* The task *
Provide an exact copy of the data, excluding the images.

------------------------------------

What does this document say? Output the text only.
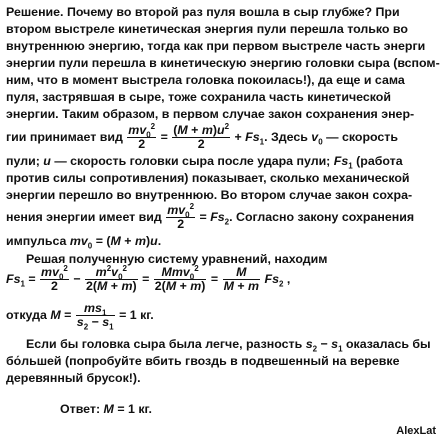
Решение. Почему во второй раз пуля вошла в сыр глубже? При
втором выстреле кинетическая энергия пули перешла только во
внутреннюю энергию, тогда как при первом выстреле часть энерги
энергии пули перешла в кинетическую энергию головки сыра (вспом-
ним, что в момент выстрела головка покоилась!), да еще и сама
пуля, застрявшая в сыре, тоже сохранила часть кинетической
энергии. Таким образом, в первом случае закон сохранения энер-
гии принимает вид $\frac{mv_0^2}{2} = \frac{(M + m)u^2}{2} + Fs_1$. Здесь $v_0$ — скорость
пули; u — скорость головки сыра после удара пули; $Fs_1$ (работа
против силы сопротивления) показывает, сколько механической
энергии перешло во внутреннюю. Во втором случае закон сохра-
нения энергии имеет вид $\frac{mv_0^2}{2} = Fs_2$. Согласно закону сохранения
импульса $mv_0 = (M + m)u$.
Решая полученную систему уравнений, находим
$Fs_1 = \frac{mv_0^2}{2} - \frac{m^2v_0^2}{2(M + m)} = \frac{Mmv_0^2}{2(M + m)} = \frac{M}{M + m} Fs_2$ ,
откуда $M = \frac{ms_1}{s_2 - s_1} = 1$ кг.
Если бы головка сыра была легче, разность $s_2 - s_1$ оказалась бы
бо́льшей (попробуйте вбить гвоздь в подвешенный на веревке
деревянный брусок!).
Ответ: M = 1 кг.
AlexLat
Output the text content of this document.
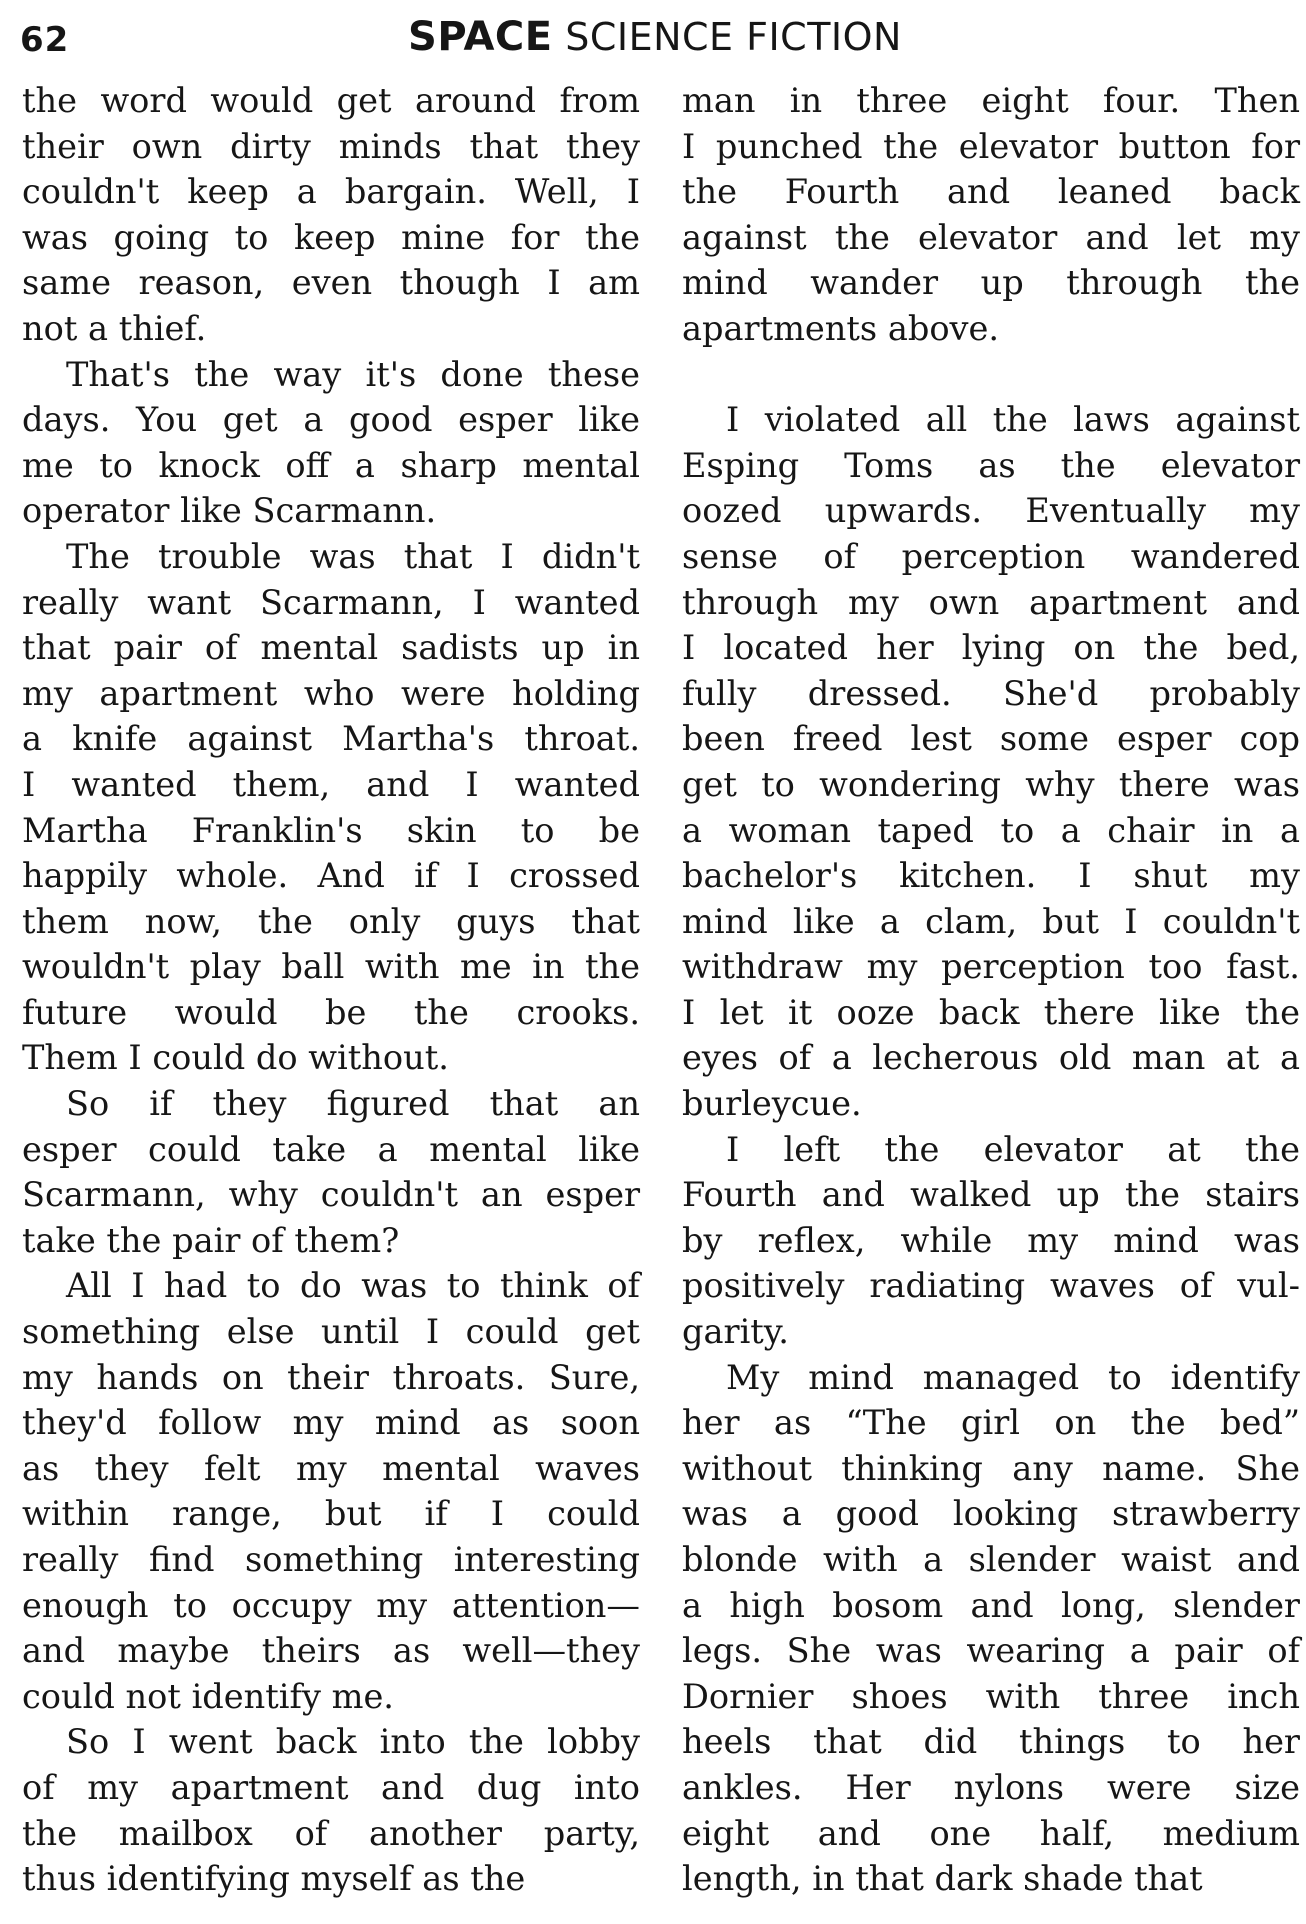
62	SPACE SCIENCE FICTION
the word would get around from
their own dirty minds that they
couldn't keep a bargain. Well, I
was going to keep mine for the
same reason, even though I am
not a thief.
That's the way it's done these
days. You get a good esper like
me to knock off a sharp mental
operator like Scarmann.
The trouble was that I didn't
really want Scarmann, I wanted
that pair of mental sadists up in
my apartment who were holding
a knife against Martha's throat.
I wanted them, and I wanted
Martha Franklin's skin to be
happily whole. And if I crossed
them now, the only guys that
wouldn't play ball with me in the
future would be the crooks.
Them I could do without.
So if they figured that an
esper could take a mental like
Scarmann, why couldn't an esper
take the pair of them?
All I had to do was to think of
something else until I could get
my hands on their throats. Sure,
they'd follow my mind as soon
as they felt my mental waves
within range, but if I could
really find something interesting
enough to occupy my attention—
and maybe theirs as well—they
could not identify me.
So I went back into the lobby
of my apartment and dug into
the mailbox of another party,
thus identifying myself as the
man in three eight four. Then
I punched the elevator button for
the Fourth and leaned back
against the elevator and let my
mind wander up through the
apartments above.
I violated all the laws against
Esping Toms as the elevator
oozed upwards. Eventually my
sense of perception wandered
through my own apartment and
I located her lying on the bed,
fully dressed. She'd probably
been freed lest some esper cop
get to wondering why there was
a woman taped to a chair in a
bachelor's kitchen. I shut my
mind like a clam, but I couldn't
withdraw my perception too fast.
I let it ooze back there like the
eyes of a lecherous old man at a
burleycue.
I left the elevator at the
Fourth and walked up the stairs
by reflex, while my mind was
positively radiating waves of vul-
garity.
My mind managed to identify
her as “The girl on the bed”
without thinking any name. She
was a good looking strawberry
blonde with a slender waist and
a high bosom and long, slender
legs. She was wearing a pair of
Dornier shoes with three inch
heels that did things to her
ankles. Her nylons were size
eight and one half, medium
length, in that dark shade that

------------------------------------

* Task answer *
What does this document say? Output the text only.
Решение. Почему во второй раз пуля вошла в сыр глубже? При
втором выстреле кинетическая энергия пули перешла только во
внутреннюю энергию, тогда как при первом выстреле часть энерги
энергии пули перешла в кинетическую энергию головки сыра (вспом-
ним, что в момент выстрела головка покоилась!), да еще и сама
пуля, застрявшая в сыре, тоже сохранила часть кинетической
энергии. Таким образом, в первом случае закон сохранения энер-
гии принимает вид $\frac{mv_0^2}{2} = \frac{(M + m)u^2}{2} + Fs_1$. Здесь $v_0$ — скорость
пули; u — скорость головки сыра после удара пули; $Fs_1$ (работа
против силы сопротивления) показывает, сколько механической
энергии перешло во внутреннюю. Во втором случае закон сохра-
нения энергии имеет вид $\frac{mv_0^2}{2} = Fs_2$. Согласно закону сохранения
импульса $mv_0 = (M + m)u$.
Решая полученную систему уравнений, находим
$Fs_1 = \frac{mv_0^2}{2} - \frac{m^2v_0^2}{2(M + m)} = \frac{Mmv_0^2}{2(M + m)} = \frac{M}{M + m} Fs_2$ ,
откуда $M = \frac{ms_1}{s_2 - s_1} = 1$ кг.
Если бы головка сыра была легче, разность $s_2 - s_1$ оказалась бы
бо́льшей (попробуйте вбить гвоздь в подвешенный на веревке
деревянный брусок!).
Ответ: M = 1 кг.
AlexLat
Output the text content of this document.
62	SPACE SCIENCE FICTION
the word would get around from
their own dirty minds that they
couldn't keep a bargain. Well, I
was going to keep mine for the
same reason, even though I am
not a thief.
That's the way it's done these
days. You get a good esper like
me to knock off a sharp mental
operator like Scarmann.
The trouble was that I didn't
really want Scarmann, I wanted
that pair of mental sadists up in
my apartment who were holding
a knife against Martha's throat.
I wanted them, and I wanted
Martha Franklin's skin to be
happily whole. And if I crossed
them now, the only guys that
wouldn't play ball with me in the
future would be the crooks.
Them I could do without.
So if they figured that an
esper could take a mental like
Scarmann, why couldn't an esper
take the pair of them?
All I had to do was to think of
something else until I could get
my hands on their throats. Sure,
they'd follow my mind as soon
as they felt my mental waves
within range, but if I could
really find something interesting
enough to occupy my attention—
and maybe theirs as well—they
could not identify me.
So I went back into the lobby
of my apartment and dug into
the mailbox of another party,
thus identifying myself as the
man in three eight four. Then
I punched the elevator button for
the Fourth and leaned back
against the elevator and let my
mind wander up through the
apartments above.
I violated all the laws against
Esping Toms as the elevator
oozed upwards. Eventually my
sense of perception wandered
through my own apartment and
I located her lying on the bed,
fully dressed. She'd probably
been freed lest some esper cop
get to wondering why there was
a woman taped to a chair in a
bachelor's kitchen. I shut my
mind like a clam, but I couldn't
withdraw my perception too fast.
I let it ooze back there like the
eyes of a lecherous old man at a
burleycue.
I left the elevator at the
Fourth and walked up the stairs
by reflex, while my mind was
positively radiating waves of vul-
garity.
My mind managed to identify
her as “The girl on the bed”
without thinking any name. She
was a good looking strawberry
blonde with a slender waist and
a high bosom and long, slender
legs. She was wearing a pair of
Dornier shoes with three inch
heels that did things to her
ankles. Her nylons were size
eight and one half, medium
length, in that dark shade that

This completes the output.